======== STORED RECORDS ========
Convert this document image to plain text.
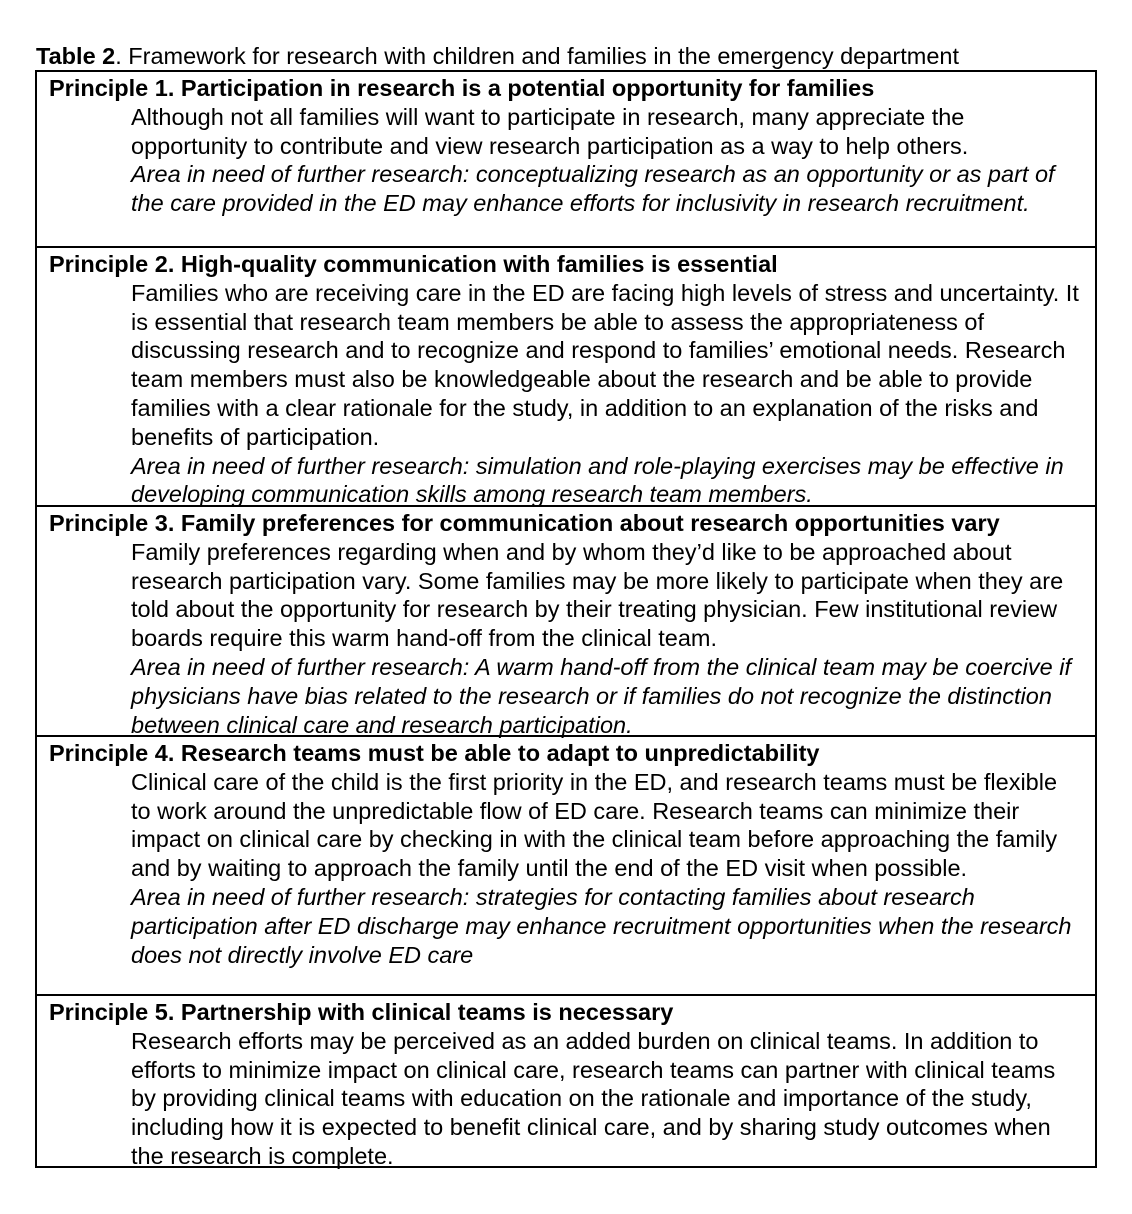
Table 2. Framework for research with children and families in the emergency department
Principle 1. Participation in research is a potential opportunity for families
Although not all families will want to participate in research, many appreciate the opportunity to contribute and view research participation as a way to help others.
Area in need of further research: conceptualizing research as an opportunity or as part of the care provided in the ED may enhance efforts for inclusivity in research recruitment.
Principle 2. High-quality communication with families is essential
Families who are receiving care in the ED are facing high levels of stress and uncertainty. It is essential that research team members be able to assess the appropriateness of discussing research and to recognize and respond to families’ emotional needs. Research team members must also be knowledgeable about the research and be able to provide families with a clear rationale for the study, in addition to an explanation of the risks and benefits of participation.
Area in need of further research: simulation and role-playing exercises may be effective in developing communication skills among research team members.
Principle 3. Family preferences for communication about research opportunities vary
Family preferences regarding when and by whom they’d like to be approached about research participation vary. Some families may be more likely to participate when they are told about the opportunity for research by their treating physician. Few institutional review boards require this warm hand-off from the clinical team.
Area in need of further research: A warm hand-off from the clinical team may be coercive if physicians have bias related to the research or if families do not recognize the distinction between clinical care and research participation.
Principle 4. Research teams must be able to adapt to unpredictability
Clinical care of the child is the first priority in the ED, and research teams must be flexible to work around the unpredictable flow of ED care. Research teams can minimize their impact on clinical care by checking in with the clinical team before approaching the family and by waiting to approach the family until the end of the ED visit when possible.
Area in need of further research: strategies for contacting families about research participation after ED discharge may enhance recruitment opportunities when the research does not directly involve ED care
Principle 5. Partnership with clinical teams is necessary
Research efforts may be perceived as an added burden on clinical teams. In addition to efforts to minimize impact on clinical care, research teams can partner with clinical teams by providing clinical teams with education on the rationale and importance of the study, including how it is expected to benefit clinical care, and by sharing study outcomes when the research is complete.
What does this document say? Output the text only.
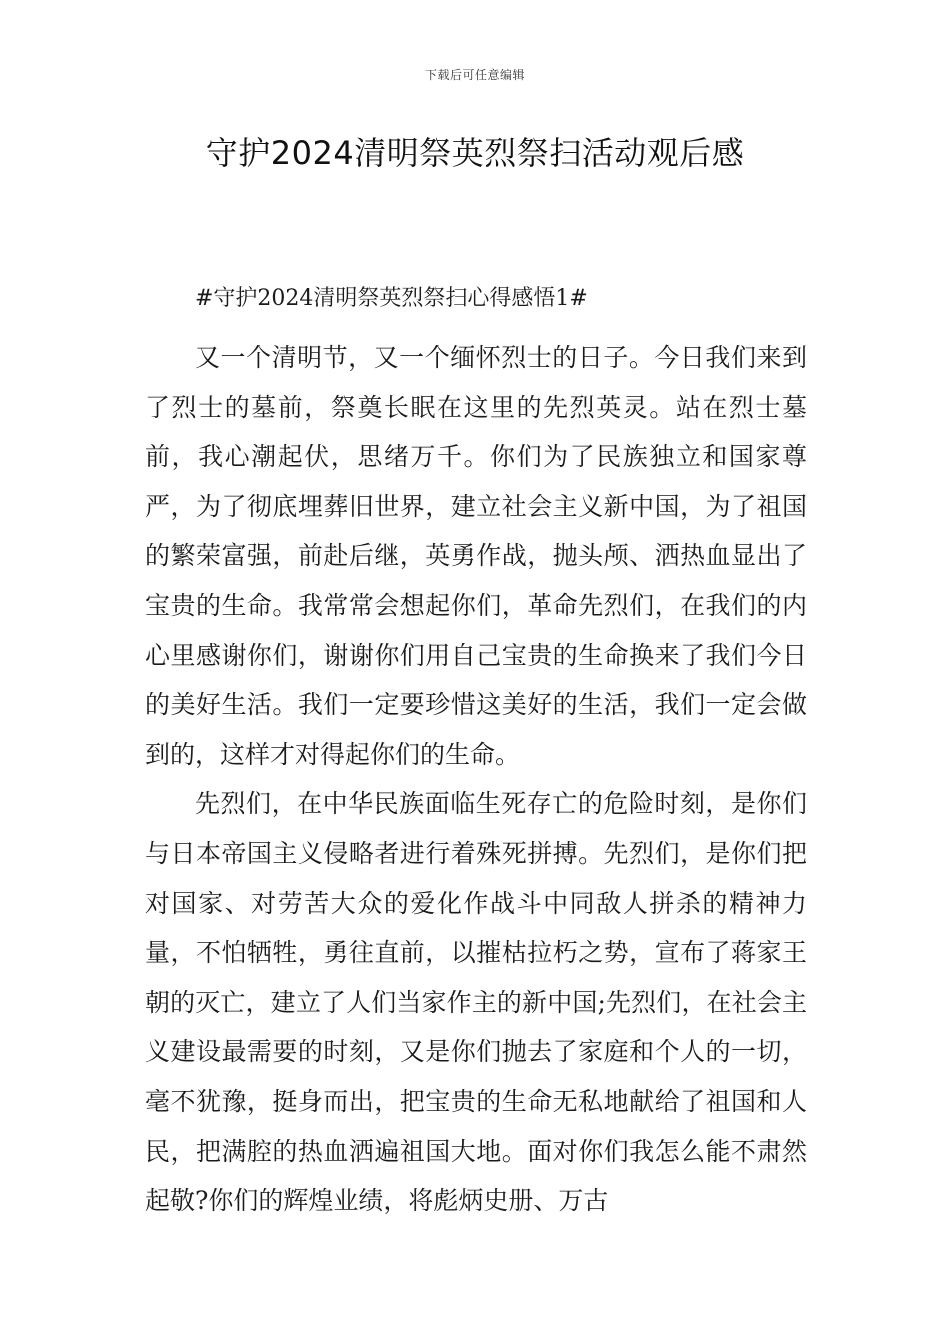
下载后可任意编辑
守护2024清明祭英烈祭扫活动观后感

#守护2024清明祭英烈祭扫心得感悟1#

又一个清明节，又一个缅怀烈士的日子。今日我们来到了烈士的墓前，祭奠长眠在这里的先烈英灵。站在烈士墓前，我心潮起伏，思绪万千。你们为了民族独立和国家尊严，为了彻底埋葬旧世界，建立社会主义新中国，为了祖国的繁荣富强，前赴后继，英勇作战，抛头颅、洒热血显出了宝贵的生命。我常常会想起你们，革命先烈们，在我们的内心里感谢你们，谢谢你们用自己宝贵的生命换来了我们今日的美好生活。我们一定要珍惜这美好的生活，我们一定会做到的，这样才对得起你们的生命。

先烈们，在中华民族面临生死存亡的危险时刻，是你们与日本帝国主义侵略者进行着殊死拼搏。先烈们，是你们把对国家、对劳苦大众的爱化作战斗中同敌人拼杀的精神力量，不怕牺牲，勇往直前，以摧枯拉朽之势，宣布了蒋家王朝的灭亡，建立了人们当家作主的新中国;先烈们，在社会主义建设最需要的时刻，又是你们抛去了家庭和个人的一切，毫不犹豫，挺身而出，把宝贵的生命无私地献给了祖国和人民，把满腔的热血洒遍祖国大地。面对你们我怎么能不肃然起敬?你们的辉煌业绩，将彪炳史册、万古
========
**TASK TO COMPLETE:**
Every entry must be reproduced exactly, with the images left out.

**OUTPUT:**
Convert this document image to plain text.
Table 2. Framework for research with children and families in the emergency department
Principle 1. Participation in research is a potential opportunity for families
Although not all families will want to participate in research, many appreciate the opportunity to contribute and view research participation as a way to help others.
Area in need of further research: conceptualizing research as an opportunity or as part of the care provided in the ED may enhance efforts for inclusivity in research recruitment.
Principle 2. High-quality communication with families is essential
Families who are receiving care in the ED are facing high levels of stress and uncertainty. It is essential that research team members be able to assess the appropriateness of discussing research and to recognize and respond to families’ emotional needs. Research team members must also be knowledgeable about the research and be able to provide families with a clear rationale for the study, in addition to an explanation of the risks and benefits of participation.
Area in need of further research: simulation and role-playing exercises may be effective in developing communication skills among research team members.
Principle 3. Family preferences for communication about research opportunities vary
Family preferences regarding when and by whom they’d like to be approached about research participation vary. Some families may be more likely to participate when they are told about the opportunity for research by their treating physician. Few institutional review boards require this warm hand-off from the clinical team.
Area in need of further research: A warm hand-off from the clinical team may be coercive if physicians have bias related to the research or if families do not recognize the distinction between clinical care and research participation.
Principle 4. Research teams must be able to adapt to unpredictability
Clinical care of the child is the first priority in the ED, and research teams must be flexible to work around the unpredictable flow of ED care. Research teams can minimize their impact on clinical care by checking in with the clinical team before approaching the family and by waiting to approach the family until the end of the ED visit when possible.
Area in need of further research: strategies for contacting families about research participation after ED discharge may enhance recruitment opportunities when the research does not directly involve ED care
Principle 5. Partnership with clinical teams is necessary
Research efforts may be perceived as an added burden on clinical teams. In addition to efforts to minimize impact on clinical care, research teams can partner with clinical teams by providing clinical teams with education on the rationale and importance of the study, including how it is expected to benefit clinical care, and by sharing study outcomes when the research is complete.
What does this document say? Output the text only.
下载后可任意编辑
守护2024清明祭英烈祭扫活动观后感

#守护2024清明祭英烈祭扫心得感悟1#

又一个清明节，又一个缅怀烈士的日子。今日我们来到了烈士的墓前，祭奠长眠在这里的先烈英灵。站在烈士墓前，我心潮起伏，思绪万千。你们为了民族独立和国家尊严，为了彻底埋葬旧世界，建立社会主义新中国，为了祖国的繁荣富强，前赴后继，英勇作战，抛头颅、洒热血显出了宝贵的生命。我常常会想起你们，革命先烈们，在我们的内心里感谢你们，谢谢你们用自己宝贵的生命换来了我们今日的美好生活。我们一定要珍惜这美好的生活，我们一定会做到的，这样才对得起你们的生命。

先烈们，在中华民族面临生死存亡的危险时刻，是你们与日本帝国主义侵略者进行着殊死拼搏。先烈们，是你们把对国家、对劳苦大众的爱化作战斗中同敌人拼杀的精神力量，不怕牺牲，勇往直前，以摧枯拉朽之势，宣布了蒋家王朝的灭亡，建立了人们当家作主的新中国;先烈们，在社会主义建设最需要的时刻，又是你们抛去了家庭和个人的一切，毫不犹豫，挺身而出，把宝贵的生命无私地献给了祖国和人民，把满腔的热血洒遍祖国大地。面对你们我怎么能不肃然起敬?你们的辉煌业绩，将彪炳史册、万古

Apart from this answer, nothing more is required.